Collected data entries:
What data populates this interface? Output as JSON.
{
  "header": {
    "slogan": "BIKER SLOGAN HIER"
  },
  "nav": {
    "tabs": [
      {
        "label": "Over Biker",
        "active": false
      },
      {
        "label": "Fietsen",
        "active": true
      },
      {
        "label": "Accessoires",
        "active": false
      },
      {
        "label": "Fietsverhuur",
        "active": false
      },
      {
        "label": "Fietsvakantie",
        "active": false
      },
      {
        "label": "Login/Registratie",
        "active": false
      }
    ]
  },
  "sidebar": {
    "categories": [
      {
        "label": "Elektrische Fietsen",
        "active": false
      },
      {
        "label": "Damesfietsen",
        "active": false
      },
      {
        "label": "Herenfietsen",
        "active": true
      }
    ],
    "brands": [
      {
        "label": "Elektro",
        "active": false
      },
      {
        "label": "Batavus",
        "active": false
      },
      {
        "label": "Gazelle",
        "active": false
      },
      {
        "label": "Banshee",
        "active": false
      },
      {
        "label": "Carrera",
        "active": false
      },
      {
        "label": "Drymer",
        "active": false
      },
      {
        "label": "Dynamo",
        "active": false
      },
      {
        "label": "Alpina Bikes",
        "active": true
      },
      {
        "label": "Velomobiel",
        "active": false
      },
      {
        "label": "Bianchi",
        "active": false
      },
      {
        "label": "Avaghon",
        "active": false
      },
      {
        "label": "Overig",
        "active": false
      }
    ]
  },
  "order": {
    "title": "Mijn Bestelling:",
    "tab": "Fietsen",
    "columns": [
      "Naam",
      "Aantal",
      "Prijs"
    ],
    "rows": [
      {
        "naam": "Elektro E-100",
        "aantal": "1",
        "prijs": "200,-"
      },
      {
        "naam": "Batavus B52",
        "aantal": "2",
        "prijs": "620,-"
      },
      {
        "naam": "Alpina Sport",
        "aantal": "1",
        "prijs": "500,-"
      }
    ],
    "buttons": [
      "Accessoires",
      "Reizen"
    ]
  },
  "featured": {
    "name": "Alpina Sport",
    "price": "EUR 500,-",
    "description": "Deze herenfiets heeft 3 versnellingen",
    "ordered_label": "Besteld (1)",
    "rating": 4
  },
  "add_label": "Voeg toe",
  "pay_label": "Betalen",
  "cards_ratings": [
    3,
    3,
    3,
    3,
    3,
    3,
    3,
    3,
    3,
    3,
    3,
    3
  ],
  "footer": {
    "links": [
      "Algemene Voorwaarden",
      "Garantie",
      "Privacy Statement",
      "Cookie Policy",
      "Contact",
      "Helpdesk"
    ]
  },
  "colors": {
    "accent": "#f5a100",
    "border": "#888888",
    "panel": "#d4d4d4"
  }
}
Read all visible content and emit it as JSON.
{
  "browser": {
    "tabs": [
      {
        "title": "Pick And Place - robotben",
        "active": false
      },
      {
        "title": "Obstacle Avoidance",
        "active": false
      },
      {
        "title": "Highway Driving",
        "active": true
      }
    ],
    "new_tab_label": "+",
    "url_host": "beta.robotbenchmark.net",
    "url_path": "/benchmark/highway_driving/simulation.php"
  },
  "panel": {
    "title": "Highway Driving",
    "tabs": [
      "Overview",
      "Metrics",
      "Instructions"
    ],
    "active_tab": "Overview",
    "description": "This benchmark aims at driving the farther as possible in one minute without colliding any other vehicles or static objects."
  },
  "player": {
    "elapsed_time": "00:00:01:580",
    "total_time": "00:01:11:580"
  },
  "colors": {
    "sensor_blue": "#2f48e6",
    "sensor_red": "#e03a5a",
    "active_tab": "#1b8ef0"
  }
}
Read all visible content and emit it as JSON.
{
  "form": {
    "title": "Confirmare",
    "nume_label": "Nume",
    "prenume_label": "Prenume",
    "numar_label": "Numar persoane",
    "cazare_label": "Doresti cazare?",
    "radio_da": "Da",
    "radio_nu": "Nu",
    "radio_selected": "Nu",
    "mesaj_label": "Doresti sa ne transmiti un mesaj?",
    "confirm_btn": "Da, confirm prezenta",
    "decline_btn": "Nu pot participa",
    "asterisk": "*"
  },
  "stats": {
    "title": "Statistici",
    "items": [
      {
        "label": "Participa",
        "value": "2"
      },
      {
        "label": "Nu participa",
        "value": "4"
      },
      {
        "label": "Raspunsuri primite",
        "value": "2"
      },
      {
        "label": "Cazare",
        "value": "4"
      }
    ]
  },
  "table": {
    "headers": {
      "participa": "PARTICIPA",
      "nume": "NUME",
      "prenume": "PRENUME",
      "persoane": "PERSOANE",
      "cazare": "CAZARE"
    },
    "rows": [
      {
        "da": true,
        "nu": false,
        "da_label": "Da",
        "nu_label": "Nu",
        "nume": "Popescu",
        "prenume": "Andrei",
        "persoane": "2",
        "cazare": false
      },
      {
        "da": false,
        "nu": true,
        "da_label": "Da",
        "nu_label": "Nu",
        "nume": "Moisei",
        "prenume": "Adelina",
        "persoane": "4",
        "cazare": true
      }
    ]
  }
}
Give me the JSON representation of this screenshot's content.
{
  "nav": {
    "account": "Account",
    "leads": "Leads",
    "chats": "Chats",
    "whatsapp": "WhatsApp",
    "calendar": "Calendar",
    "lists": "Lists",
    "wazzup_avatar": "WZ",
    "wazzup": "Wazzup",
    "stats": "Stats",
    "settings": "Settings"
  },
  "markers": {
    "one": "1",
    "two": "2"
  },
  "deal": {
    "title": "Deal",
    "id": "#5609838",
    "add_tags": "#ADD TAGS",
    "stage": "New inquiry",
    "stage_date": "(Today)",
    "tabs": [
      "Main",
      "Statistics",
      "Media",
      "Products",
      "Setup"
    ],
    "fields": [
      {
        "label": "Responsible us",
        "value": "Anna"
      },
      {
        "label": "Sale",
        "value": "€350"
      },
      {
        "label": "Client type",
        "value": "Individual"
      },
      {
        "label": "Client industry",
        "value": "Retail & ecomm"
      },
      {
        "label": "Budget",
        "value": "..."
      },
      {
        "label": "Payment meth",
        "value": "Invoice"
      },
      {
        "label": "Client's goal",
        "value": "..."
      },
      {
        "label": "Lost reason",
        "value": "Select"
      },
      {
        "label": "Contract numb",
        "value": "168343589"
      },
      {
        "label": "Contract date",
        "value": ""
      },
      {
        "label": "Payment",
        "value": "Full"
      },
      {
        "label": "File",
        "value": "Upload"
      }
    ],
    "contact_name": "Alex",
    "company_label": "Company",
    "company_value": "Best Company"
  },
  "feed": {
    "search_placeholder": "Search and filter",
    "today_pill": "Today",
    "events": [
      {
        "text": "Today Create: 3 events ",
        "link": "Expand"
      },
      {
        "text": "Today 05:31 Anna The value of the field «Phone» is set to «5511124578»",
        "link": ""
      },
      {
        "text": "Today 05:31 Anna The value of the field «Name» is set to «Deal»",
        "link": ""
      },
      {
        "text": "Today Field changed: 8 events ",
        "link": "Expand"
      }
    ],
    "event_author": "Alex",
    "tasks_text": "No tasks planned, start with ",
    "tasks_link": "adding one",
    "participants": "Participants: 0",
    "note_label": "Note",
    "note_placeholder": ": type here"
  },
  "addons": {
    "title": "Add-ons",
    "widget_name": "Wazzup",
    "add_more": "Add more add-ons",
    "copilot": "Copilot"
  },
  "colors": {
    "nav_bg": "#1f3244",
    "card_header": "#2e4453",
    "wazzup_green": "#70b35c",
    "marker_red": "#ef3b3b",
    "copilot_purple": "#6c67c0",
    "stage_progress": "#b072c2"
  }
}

▶ Do this: Locate the word "Client" in the data above. Copy every line carrying it.

▶ Reply to the exercise:
        "label": "Client type",
        "label": "Client industry",
        "label": "Client's goal",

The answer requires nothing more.